Beschluss:


Protokoll:

Ortsvorsteher Axel Blumenstein erläutert die bei der jährlichen Zusammenkunft mit Verwaltungsspitze, Beigeordnete, Kämmerei und allen Ortsvorstehern dargelegten Aspekte zur angespannten Haushaltslage.

Hier wurde dargelegt, dass aufgrund der angespannten Finanzlage kaum freiwillige Maßnahmen realisierbar seien und somit insbesondere Maßnahmen der Mittelanmeldungen der Ortsbeiräte kaum berücksichtigt werden konnten.

Für den Ortsteil Kripp ergibt sich somit Folgendes:

Friedhof:

Noch im laufenden Jahr wurden im Bereich vor der Friedhofskapelle (2 Bänke) sowie in der Nähe des Rasengrabfeldes (1 Bank) Bänke aufgestellt und ein entsprechender Unterbau errichtet. Die entsprechenden Arbeiten sind bereits abgeschlossen.

Eine zentrale Gedenk- und Begegnungsstätte wurde hingegen seitens der Stadt gänzlich abgelehnt, da derartige Wünsche in allen Ortsteilen bestünden und die finanziellen Aufwendungen nicht darstellbar seien.

— DATENSÄTZE —
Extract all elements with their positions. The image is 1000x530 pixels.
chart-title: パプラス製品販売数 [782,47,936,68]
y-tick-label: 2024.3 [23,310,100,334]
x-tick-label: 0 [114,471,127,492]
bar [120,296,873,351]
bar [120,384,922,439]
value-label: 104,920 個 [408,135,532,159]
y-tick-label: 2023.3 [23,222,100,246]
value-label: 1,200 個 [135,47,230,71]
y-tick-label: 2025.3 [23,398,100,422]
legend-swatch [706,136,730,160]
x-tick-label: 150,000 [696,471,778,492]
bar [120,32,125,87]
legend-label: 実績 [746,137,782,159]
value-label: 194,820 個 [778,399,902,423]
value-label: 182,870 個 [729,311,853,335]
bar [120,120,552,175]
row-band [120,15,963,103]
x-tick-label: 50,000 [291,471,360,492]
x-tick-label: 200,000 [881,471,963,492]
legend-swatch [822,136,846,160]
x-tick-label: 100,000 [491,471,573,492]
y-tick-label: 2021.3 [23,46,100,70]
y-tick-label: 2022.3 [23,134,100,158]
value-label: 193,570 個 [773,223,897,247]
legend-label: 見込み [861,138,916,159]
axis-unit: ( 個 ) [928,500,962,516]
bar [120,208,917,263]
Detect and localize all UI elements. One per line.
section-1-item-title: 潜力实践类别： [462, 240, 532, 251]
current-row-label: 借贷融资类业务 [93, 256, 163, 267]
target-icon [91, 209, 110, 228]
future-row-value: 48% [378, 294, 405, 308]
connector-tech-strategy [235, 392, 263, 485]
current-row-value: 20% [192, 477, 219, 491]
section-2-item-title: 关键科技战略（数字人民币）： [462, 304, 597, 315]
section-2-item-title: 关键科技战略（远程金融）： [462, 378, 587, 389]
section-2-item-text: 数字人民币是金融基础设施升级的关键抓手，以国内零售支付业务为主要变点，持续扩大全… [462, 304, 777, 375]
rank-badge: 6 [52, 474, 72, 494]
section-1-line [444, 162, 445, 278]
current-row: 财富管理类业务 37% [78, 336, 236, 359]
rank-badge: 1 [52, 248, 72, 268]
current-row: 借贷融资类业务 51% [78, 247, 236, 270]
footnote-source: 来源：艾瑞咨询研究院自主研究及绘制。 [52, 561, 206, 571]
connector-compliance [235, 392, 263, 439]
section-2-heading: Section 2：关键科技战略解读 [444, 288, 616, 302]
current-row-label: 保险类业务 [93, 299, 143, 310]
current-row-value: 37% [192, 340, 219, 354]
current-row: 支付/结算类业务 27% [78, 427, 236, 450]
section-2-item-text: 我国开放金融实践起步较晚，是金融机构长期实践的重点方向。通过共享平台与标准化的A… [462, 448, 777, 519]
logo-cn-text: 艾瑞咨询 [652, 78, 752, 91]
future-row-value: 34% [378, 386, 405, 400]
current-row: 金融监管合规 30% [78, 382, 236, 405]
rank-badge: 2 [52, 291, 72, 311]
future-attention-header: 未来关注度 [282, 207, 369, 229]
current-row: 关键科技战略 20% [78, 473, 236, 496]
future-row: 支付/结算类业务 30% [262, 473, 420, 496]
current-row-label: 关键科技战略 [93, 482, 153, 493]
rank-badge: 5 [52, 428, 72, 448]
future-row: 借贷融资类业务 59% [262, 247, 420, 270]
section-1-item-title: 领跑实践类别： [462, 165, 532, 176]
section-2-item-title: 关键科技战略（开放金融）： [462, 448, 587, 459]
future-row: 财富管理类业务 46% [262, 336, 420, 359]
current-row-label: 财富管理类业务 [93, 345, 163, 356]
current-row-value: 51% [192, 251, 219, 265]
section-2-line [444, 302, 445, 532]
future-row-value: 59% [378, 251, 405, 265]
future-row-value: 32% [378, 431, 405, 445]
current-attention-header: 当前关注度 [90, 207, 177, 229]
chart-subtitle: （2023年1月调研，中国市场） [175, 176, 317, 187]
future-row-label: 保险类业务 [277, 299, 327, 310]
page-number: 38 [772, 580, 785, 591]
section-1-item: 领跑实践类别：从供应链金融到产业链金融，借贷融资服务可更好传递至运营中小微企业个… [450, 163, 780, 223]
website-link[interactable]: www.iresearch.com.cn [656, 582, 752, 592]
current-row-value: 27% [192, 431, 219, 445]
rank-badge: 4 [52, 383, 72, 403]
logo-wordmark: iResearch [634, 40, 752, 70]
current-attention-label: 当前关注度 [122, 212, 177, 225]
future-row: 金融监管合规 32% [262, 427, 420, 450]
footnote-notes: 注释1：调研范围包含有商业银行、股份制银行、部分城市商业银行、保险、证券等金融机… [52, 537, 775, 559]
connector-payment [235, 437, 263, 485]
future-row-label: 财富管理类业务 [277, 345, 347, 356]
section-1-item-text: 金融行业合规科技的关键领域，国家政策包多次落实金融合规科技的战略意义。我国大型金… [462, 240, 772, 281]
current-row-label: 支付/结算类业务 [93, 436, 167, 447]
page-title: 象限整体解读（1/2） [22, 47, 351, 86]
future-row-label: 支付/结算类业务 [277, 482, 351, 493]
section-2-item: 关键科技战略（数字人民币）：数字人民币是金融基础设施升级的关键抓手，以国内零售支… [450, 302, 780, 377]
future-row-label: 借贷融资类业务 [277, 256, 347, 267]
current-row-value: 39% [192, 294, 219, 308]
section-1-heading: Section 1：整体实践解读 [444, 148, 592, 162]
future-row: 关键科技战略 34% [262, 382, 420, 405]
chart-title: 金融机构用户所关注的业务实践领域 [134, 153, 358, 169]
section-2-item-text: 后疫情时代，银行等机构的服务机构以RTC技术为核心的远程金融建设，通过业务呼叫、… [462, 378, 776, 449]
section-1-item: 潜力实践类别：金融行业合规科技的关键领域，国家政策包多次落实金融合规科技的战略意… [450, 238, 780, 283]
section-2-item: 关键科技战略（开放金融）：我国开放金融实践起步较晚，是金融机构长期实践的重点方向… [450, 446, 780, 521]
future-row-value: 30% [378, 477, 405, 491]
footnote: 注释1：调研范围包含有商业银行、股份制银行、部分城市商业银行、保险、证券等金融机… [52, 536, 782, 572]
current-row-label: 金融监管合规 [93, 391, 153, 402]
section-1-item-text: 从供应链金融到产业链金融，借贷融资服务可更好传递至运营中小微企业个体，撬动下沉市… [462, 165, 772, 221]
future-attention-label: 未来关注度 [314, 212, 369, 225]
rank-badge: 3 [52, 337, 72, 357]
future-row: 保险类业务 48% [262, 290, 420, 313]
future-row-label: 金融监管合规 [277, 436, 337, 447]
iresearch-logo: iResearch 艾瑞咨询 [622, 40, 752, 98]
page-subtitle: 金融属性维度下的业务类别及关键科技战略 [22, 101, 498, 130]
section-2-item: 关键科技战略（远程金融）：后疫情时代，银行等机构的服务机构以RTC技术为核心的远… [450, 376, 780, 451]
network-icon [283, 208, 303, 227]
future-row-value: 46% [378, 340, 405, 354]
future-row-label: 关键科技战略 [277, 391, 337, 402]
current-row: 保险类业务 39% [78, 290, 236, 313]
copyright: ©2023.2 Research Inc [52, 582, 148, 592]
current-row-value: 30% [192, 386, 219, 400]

— AUFGABEN —
(1) Schreibe aus dem Protokoll zur Haushaltslage den Abschnitt ab, der mit den Worten „Ortsvorsteher Axel Blumenstein“ beginnt und nach den Worten „zur angespannten Haushaltslage.“ endet.
(2) Beantworte zum Protokoll zur Haushaltslage die folgenden Fragen:
(a) Wer erläutert die Aspekte zur angespannten Haushaltslage?
(b) Wie viele Bänke wurden in der Nähe des Rasengrabfeldes aufgestellt?
(c) Mit welcher Begründung lehnte die Stadt eine zentrale Gedenk- und Begegnungsstätte ab?
(3) Führe das Protokoll zur Haushaltslage im Anschluss an seinen letzten Satz weiter.

— LÖSUNGEN ZU AUFGABEN —
(1)
Ortsvorsteher Axel Blumenstein erläutert die bei der jährlichen Zusammenkunft mit Verwaltungsspitze, Beigeordnete, Kämmerei und allen Ortsvorstehern dargelegten Aspekte zur angespannten Haushaltslage.

(2)
(a) Ortsvorsteher Axel Blumenstein
(b) Eine Bank
(c) Derartige Wünsche bestünden in allen Ortsteilen, und die finanziellen Aufwendungen seien nicht darstellbar.

(3)
Aufwertung Hanggrundstück Wasserturm, Platzgestaltung:

Nach Ausführungen und teilweise emotional dargelegten Aspekten des Ortsvorstehers konnte die Verwaltungsspitze dieses Projekt zusätzlich in den Haushalt aufnehmen. Somit wird dieser Teilbereich unseres Gesamtkonzepts mit Platzgestaltung, wassergebundener Decke, Wald-Hollywoodschaukel, Bank und Mülleimer in 2025 dankenswerter Weise doch realisiert werden können.

Folgende Maßnahmen konnten im Ergebnis keine Berücksichtigung finden:

·         Sukzessive Umgestaltung Spielplatz Batterieweg

·         Fahrradabstellboxen Rheinufer

·         Sonnensegel für die Spielplätze „Lange Fuhr“

·         LED-Schriftzug „KRIPP“; Solarbetrieb

·         Maxischaukel Rheinufer Kripp

·         Reckstange für den Bouleplatz

Die weitere Umgestaltung des Spielplatzes Batterieweg wurde u. a. nicht aufgenommen, weil dieses Grundstück lediglich von der Kirche gepachtet ist und die Kirche derzeit die Bebaubarkeit des Grundstücks prüft. Somit steht der Standort möglicherweise generell in Frage.

Die Fahrradabstellboxen am Rheinufer konnten u. a. nicht berücksichtigt werden, weil der Hersteller darlegte, dass die Schließtechnik für ein Hochwassergebiet nicht geeignet sei und im Überschwemmungsfalle zerstört werden würde.

Der Ortsbeirat nimmt die Ausführungen zur Kenntnis.